Le naufrage du " Joola "

                                                         Le 26 septembre 2002 au Sénégal
                                  le naufrage du " Joola " a fait plus de victimes que "Le Titanic"
                                                    1.953 morts et seulement 64 rescapés



" Le Joola " (ou " Diola " du nom de la principale ethnie de Casamance) qui assurait la liaison maritime entre Dakar et Ziguinchor via l'île de Carabane était un cordon ombilical entre la région Sud de Casamance et le reste du Sénégal. Il participait au désenclavement de la région et était essentiel pour son économie.

Depuis sa mise en service, en décembre 90, on se bousculait pour embarquer sur le ferry. La grande majorité de ses usagers était des commerçants, des "banas-banas" qui écoulaient leurs marchandises, fruits, poissons, huîtres, huile et vin de palme au marché Elisabeth Diouf du port de la capitale Dakar et dans tout le Sénégal.

Construit en Allemagne " Le Joola " était un transbordeur d'eaux côtières de 1.532 tonnes, 79m50 de long, une largeur de 12m50 et un tirant d'eau de 3m10. Sa cale de chargement de 450 m3 pouvait emporter 550 tonnes de marchandises, dont une dizaine de véhicules.

Immobilisé depuis le 13 septembre 2001, pour la réparation d'avaries mécaniques et le remplacement de son moteur bâbord, "Le Joola" avait reprit la liaison Dakar-Ziguinchor le 10 septembre 2002.

C'était toute une région qui respirait à nouveau et retrouvait le sourire. Cet événement était attendu par tous car pendant un an toute la Casamance s'est retrouvée un peu plus isolée dans son enclave entre la Gambie et la Guinée-Bissau.

=== Lignes du jeu de données ===
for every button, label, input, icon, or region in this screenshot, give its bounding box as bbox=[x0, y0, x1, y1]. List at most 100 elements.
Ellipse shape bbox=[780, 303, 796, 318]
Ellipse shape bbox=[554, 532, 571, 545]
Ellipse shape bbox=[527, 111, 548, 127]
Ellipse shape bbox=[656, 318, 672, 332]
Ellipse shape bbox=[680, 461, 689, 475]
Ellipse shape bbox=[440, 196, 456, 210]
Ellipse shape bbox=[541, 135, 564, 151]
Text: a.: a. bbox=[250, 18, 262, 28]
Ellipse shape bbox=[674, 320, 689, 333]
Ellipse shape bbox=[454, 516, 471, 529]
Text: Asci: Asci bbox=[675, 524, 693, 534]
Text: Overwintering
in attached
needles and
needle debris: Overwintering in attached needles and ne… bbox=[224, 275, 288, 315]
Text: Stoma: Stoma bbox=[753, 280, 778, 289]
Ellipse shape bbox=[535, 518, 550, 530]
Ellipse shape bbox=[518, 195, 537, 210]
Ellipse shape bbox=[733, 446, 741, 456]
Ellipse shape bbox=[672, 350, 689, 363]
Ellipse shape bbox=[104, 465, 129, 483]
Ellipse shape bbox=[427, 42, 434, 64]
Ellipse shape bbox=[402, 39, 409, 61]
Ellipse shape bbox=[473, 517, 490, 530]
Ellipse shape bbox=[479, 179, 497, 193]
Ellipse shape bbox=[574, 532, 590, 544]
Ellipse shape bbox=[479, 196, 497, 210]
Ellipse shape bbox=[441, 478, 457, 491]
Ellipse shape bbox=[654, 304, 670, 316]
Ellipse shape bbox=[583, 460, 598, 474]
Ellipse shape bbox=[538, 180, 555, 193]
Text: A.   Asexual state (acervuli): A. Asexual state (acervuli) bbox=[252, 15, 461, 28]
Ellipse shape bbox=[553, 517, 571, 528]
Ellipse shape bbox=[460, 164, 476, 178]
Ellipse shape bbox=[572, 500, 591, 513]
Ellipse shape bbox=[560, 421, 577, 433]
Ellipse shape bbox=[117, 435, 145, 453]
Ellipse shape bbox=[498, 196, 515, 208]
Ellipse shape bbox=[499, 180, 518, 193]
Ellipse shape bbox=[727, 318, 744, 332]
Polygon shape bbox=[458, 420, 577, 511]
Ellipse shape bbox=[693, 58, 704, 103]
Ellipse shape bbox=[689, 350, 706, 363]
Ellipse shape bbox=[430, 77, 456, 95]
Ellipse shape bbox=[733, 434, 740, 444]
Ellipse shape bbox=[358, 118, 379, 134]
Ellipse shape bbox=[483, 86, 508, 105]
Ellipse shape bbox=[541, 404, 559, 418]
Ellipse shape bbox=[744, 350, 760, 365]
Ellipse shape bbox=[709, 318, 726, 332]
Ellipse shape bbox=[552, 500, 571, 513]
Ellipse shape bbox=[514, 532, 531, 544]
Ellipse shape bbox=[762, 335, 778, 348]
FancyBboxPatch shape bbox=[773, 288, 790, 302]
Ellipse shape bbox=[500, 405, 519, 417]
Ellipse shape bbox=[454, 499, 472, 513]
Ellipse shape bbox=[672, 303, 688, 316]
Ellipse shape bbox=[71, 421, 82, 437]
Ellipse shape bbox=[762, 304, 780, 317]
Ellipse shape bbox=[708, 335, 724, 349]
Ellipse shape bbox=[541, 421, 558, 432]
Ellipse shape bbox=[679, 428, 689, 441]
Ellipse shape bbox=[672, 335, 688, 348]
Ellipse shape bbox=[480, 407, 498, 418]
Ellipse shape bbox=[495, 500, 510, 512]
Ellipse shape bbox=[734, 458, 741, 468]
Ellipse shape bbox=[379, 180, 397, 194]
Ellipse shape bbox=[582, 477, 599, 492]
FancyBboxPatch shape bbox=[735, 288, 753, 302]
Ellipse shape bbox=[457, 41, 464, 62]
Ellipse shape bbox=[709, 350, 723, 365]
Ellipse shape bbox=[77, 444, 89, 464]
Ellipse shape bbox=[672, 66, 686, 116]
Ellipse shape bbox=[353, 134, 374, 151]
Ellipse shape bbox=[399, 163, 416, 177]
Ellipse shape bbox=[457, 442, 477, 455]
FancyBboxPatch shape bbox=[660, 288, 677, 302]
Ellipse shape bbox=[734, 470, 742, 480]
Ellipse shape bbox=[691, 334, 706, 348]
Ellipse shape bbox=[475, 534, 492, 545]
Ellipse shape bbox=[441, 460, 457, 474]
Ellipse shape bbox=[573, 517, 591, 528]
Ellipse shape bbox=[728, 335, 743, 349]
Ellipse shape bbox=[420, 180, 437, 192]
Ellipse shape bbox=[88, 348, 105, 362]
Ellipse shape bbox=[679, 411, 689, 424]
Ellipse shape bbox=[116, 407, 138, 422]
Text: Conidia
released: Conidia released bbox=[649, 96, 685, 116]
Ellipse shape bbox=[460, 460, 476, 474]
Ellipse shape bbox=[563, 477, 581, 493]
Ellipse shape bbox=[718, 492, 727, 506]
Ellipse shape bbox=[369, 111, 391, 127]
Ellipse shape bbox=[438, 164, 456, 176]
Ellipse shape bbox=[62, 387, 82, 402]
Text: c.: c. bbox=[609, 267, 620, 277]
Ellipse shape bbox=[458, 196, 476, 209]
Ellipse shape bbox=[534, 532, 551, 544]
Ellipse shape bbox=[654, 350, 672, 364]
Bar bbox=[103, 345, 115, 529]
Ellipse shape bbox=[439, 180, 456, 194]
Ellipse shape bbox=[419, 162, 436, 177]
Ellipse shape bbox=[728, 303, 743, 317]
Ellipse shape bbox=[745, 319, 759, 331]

=== EXERCICES ===
a – Dans le texte sur le naufrage du Joola, renommez « Dakar » en « la capitale » et recopiez le passage qui s'ouvre sur les mots contenant « Le 26 septembre » et se ferme sur « pour son économie. ».
b – Formatez en liste JSON de chaînes, une par ligne et sans les lignes vides, les enregistrements depuis leur début jusqu'à la ligne contenant « Text: a.: a. bbox=[250, 18, 262, 28] », celle-ci comprise.

=== CORRIGÉ DES EXERCICES ===
a –
Le 26 septembre 2002 au Sénégal
                                  le naufrage du " Joola " a fait plus de victimes que "Le Titanic"
                                                    1.953 morts et seulement 64 rescapés



" Le Joola " (ou " Diola " du nom de la principale ethnie de Casamance) qui assurait la liaison maritime entre la capitale et Ziguinchor via l'île de Carabane était un cordon ombilical entre la région Sud de Casamance et le reste du Sénégal. Il participait au désenclavement de la région et était essentiel pour son économie.

b –
[
  "for every button, label, input, icon, or region in this screenshot, give its bounding box as bbox=[x0, y0, x1, y1]. List at most 100 elements.",
  "Ellipse shape bbox=[780, 303, 796, 318]",
  "Ellipse shape bbox=[554, 532, 571, 545]",
  "Ellipse shape bbox=[527, 111, 548, 127]",
  "Ellipse shape bbox=[656, 318, 672, 332]",
  "Ellipse shape bbox=[680, 461, 689, 475]",
  "Ellipse shape bbox=[440, 196, 456, 210]",
  "Ellipse shape bbox=[541, 135, 564, 151]",
  "Text: a.: a. bbox=[250, 18, 262, 28]"
]